#### 文档节选 ####

配置Spark对接Paimon
操作场景
本章节指导用户使用Spark对接Paimon提交作业。
约束与限制
- 如果需要使用HetuEngine查询Hive客户端创建的Paimon表,表必须创建在单独的database下(即database的Location必须为“warehouse路径 + database名称 + .db后缀”,即“warehouse路径/database名称.db”),不能使用default database,否则HetuEngine查询会报错提示表不存在。
前提条件
- 集群中已安装HDFS、Zookeeper、Yarn、Spark、Hive组件。
- 已安装集群的Spark客户端。
使用Spark对接Paimon提交作业
- 使用客户端安装用户登录Spark客户端节点,进入客户端安装目录。
cd 客户端安装目录
加载环境变量:
source bigdata_env
加载组件环境变量:
source Spark/component_env
安全模式执行以下命令,普通模式无需执行:
kinit 组件业务用户
输入密码完成认证(首次登录需要修改密码)
- 获取paimon依赖包的完整路径。

#### 所列记录 ####

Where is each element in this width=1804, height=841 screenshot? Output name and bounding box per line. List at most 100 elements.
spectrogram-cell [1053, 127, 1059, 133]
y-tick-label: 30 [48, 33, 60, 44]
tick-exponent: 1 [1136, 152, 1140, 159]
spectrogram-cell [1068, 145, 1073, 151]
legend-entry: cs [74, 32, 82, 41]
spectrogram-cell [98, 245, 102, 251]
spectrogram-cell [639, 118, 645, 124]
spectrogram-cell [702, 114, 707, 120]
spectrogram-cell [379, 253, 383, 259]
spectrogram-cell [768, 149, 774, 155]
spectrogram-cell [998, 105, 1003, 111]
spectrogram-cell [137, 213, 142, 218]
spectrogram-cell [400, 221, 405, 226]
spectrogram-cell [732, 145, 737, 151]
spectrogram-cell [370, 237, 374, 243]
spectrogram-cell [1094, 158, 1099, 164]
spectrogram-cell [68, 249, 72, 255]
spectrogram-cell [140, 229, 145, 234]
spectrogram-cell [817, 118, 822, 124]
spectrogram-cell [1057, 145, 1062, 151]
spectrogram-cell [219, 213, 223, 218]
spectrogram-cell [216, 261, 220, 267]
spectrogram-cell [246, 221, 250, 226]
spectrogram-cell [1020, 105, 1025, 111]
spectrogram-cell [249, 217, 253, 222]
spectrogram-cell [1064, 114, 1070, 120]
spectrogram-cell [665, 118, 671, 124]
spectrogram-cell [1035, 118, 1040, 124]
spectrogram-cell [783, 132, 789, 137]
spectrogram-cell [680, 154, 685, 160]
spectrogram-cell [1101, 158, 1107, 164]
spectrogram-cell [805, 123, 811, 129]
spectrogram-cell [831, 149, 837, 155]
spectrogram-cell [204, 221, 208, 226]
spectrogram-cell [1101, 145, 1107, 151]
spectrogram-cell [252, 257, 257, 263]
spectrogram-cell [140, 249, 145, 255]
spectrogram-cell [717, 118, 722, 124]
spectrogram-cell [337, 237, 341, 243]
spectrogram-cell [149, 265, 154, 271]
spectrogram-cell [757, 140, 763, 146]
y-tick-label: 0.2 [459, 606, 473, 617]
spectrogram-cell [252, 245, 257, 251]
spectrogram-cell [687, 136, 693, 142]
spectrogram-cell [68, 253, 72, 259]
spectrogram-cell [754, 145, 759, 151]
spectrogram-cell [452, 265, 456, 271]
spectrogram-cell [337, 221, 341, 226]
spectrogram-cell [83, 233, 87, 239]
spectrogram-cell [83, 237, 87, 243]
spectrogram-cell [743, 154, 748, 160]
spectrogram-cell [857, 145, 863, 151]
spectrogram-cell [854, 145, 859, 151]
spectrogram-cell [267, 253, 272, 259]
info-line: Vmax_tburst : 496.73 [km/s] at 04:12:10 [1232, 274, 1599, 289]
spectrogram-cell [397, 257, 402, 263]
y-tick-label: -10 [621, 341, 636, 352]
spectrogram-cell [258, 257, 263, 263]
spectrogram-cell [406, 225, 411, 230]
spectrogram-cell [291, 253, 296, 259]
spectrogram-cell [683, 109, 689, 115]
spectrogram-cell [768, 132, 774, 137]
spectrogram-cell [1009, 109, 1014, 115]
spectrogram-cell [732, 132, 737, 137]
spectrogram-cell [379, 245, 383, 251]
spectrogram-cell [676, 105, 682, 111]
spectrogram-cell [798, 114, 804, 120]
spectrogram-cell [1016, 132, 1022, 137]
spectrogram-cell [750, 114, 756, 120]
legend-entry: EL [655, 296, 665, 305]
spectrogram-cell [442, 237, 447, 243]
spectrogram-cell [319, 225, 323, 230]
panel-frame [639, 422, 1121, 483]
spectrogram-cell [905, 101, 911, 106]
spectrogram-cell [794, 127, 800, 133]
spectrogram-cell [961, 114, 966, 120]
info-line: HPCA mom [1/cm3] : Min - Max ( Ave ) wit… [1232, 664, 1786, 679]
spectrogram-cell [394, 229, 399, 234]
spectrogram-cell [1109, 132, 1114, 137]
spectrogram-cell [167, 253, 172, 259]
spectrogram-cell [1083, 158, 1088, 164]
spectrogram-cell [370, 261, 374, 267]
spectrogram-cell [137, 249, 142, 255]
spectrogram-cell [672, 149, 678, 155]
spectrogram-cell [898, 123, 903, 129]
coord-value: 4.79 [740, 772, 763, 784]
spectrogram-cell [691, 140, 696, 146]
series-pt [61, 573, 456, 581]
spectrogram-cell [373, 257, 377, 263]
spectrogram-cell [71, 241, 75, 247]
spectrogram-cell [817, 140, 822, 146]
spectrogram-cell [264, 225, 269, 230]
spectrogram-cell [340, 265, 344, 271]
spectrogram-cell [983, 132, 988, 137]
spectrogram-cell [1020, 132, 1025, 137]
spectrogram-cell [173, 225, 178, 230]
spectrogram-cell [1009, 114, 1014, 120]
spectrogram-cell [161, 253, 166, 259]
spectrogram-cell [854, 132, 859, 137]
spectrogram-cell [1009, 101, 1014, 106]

####

动手练习:
(a) 按照这篇讲Spark对接Paimon的文档,集群里要先装好哪些组件?
(b) 请接着这篇讲Spark对接Paimon的文档的最后一句往下写。

各题答案:
(a) HDFS、Zookeeper、Yarn、Spark、Hive。

(b)
cd {客户端安装路径}/Spark/spark/jars/paimon/ ll
不同版本paimon-spark和paimon-hive-connector-common的版本号不同:
-rwxr-x---. 1 root root 45M Mar 14 08:56 paimon-hive-connector-common-{具体版本号}.jar
-rwxr-x---. 1 root root 41M Mar 14 08:56 paimon-spark-3.5-{具体版本号}.jar
- 执行如下命令,使用spark-sql对接paimon:
spark-sql \ --master yarn \ --jars {客户端安装路径}/Spark/spark/jars/paimon/{paimon-spark完整包名},{客户端安装路径}/Spark/spark/jars/paimon/{paimon-hive-connector-common完整包名} \ --driver-class-path {客户端安装路径}/Spark/spark/jars/paimon/{paimon-spark完整包名}:{客户端安装路径}/Spark/spark/jars/paimon/{paimon-hive-connector-common完整包名} \ --conf spark.sql.catalog.{paimon_catalog_name}=org.apache.paimon.spark.SparkCatalog \ --conf spark.sql.catalog.{paimon_catalog_name}.warehouse=${HIVE_METASTORE_WAREHOUSE_DIR} \ --conf spark.sql.extensions=org.apache.paimon.spark.extensions.PaimonSparkSessionExtensions \ --conf spark.sql.catalog.{paimon_catalog_name}.metastore=hive \ --conf spark.sql.catalog.{paimon_catalog_name}.uri=${HIVE_METASTORE_URI_DEFAULT}
- 所有对Paimon表的操作都要先USE到创建的paimon catalog下才能执行。
USE {paimon_catalog_name}; - 如果涉及Spark写Paimon表,Hive读取,涉及Timestamp类型读写时,只支持TIMESTAMP_NTZ类型的Timestamp跨引擎读写,Spark创建表前需将spark.sql.timestampType参数设置为TIMESTAMP_NTZ。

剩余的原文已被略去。